» **WHAT THE TASK ASKS**: Isolate every line in the data with the string "JSON" and copy it.

# # # # # # #

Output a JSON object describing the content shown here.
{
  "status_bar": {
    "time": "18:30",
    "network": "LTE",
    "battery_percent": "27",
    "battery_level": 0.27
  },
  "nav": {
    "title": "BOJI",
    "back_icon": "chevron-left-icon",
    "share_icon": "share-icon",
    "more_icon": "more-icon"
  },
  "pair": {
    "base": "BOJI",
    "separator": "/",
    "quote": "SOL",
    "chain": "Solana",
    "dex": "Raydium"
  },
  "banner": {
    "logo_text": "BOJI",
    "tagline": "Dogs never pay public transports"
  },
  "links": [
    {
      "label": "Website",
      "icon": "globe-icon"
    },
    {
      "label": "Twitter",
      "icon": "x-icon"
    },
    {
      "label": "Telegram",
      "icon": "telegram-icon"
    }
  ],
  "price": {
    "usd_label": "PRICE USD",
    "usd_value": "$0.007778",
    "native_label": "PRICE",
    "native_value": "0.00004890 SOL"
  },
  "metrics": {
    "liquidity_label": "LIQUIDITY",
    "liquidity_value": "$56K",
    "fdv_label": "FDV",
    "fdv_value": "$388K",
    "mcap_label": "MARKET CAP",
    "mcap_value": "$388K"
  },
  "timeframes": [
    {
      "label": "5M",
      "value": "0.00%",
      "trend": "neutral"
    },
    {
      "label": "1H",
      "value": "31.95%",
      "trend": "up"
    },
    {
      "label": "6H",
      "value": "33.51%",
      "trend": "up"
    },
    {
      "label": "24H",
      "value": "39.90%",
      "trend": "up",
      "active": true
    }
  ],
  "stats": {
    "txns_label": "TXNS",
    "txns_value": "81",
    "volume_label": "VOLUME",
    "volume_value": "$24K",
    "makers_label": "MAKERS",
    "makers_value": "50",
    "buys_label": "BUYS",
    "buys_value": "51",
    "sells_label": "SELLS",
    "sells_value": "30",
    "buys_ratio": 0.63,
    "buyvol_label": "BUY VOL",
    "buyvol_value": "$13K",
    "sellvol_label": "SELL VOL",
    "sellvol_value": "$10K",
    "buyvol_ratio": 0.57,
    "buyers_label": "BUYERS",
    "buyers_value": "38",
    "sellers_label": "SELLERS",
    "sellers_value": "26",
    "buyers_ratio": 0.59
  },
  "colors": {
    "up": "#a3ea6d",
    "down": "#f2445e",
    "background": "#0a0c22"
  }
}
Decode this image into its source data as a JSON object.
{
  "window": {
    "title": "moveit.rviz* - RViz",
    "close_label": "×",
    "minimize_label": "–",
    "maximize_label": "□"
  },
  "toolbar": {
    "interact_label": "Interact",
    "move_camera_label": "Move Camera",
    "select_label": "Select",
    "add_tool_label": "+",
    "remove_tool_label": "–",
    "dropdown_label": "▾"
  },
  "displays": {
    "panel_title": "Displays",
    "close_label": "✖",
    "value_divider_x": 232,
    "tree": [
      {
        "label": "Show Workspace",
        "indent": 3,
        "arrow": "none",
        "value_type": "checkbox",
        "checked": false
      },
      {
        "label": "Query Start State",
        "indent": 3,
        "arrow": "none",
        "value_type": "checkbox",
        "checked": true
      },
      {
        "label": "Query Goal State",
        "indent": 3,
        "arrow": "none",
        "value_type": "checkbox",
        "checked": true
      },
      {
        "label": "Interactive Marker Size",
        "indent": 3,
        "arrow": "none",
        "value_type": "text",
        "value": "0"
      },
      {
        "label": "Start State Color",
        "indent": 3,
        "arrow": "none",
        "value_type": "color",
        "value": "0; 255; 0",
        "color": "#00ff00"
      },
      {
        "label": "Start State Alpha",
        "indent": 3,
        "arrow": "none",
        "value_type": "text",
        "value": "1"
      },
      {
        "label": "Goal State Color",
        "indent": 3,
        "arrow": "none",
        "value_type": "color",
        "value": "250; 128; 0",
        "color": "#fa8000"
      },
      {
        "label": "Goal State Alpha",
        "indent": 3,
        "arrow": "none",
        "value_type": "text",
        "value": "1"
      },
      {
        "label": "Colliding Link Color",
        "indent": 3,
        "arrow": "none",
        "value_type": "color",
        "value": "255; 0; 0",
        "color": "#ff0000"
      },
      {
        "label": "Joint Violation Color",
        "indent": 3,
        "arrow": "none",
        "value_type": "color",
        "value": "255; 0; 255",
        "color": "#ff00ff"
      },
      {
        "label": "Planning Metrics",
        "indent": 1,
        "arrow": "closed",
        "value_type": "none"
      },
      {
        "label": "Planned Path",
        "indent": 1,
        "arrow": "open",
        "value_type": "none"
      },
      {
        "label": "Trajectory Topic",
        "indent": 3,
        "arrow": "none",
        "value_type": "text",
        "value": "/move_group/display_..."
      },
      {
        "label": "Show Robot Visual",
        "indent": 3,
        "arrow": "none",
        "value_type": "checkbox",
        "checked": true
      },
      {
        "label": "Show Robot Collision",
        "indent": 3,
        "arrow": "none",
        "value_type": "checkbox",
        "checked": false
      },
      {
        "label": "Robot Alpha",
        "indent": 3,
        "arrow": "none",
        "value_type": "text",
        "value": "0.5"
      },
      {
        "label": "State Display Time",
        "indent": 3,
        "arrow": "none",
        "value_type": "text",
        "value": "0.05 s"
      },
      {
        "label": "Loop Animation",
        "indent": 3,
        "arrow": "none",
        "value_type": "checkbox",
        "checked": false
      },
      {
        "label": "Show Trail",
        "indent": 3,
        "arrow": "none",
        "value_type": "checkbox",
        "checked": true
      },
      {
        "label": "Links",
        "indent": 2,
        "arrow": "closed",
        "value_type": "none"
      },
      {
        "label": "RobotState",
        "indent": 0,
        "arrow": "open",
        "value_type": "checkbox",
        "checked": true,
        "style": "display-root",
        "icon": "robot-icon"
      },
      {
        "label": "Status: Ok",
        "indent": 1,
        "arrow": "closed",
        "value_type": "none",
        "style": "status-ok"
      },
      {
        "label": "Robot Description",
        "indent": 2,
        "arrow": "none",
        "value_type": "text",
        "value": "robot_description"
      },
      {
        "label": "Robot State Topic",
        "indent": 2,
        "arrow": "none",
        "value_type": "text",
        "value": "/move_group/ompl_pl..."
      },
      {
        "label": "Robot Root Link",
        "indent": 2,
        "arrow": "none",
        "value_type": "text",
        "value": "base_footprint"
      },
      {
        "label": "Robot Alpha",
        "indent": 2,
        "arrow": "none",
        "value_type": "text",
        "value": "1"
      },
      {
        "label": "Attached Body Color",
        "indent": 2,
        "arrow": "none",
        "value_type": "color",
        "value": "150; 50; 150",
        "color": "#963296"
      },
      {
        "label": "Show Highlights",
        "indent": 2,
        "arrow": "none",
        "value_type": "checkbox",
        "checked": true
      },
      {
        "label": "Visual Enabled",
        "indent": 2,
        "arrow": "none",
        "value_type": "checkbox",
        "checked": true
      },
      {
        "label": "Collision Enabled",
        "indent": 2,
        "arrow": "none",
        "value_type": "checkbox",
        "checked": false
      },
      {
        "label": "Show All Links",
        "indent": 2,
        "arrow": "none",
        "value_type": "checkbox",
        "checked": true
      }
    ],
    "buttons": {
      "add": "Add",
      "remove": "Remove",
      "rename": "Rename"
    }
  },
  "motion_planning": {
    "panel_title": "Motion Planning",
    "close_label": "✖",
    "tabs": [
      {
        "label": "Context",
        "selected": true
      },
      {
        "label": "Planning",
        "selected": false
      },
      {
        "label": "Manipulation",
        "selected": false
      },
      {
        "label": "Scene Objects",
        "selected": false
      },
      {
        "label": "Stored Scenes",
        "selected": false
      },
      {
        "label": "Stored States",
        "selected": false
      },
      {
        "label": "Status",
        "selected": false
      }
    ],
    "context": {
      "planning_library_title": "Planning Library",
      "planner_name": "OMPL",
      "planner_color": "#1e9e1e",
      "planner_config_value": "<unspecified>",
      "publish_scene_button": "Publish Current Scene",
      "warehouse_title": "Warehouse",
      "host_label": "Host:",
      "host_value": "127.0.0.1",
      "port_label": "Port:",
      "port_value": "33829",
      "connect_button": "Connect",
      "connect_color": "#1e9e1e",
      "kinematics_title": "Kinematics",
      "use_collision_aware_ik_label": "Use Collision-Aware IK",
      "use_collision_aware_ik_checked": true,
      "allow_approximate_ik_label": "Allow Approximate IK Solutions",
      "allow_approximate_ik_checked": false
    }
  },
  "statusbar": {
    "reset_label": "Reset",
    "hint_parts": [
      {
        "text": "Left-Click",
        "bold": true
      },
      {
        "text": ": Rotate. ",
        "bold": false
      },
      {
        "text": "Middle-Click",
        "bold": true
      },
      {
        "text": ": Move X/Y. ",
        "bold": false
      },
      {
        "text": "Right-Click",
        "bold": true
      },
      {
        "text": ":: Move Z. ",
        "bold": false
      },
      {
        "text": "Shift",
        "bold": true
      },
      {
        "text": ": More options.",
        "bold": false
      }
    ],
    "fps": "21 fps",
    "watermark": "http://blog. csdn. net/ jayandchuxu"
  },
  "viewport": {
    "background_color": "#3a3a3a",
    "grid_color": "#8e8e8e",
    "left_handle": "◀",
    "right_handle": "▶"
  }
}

# # # # # # #

» **WRITTEN RESPONSE**:
Output a JSON object describing the content shown here.
Decode this image into its source data as a JSON object.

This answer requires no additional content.